EXERCISE REQUIREMENTS. Send back all the data below, exactly as given.

DATASET CONTENT.
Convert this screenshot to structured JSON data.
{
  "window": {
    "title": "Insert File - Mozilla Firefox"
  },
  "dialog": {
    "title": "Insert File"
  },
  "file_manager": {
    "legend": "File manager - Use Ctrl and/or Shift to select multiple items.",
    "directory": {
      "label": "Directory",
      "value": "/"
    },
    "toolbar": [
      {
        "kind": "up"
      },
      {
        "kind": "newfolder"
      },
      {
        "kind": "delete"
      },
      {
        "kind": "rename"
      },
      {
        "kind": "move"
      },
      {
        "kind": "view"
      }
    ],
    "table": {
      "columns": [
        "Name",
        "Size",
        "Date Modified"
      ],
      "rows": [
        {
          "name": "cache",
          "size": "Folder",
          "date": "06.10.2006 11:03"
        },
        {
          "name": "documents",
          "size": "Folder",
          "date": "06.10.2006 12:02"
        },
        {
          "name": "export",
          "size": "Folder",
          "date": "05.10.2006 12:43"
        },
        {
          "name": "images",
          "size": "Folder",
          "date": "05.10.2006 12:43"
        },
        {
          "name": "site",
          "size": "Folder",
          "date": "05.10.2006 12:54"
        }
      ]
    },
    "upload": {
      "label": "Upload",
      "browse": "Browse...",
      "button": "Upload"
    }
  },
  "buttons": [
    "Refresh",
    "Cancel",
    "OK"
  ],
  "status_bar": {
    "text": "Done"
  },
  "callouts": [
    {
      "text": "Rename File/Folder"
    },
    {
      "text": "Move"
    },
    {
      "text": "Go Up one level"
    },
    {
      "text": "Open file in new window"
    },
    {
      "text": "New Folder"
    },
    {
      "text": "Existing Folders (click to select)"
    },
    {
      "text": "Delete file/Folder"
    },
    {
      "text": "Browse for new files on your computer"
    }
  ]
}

TASK RESPONSE.
Convert this screenshot to structured JSON data.
{
  "window": {
    "title": "Insert File - Mozilla Firefox"
  },
  "dialog": {
    "title": "Insert File"
  },
  "file_manager": {
    "legend": "File manager - Use Ctrl and/or Shift to select multiple items.",
    "directory": {
      "label": "Directory",
      "value": "/"
    },
    "toolbar": [
      {
        "kind": "up"
      },
      {
        "kind": "newfolder"
      },
      {
        "kind": "delete"
      },
      {
        "kind": "rename"
      },
      {
        "kind": "move"
      },
      {
        "kind": "view"
      }
    ],
    "table": {
      "columns": [
        "Name",
        "Size",
        "Date Modified"
      ],
      "rows": [
        {
          "name": "cache",
          "size": "Folder",
          "date": "06.10.2006 11:03"
        },
        {
          "name": "documents",
          "size": "Folder",
          "date": "06.10.2006 12:02"
        },
        {
          "name": "export",
          "size": "Folder",
          "date": "05.10.2006 12:43"
        },
        {
          "name": "images",
          "size": "Folder",
          "date": "05.10.2006 12:43"
        },
        {
          "name": "site",
          "size": "Folder",
          "date": "05.10.2006 12:54"
        }
      ]
    },
    "upload": {
      "label": "Upload",
      "browse": "Browse...",
      "button": "Upload"
    }
  },
  "buttons": [
    "Refresh",
    "Cancel",
    "OK"
  ],
  "status_bar": {
    "text": "Done"
  },
  "callouts": [
    {
      "text": "Rename File/Folder"
    },
    {
      "text": "Move"
    },
    {
      "text": "Go Up one level"
    },
    {
      "text": "Open file in new window"
    },
    {
      "text": "New Folder"
    },
    {
      "text": "Existing Folders (click to select)"
    },
    {
      "text": "Delete file/Folder"
    },
    {
      "text": "Browse for new files on your computer"
    }
  ]
}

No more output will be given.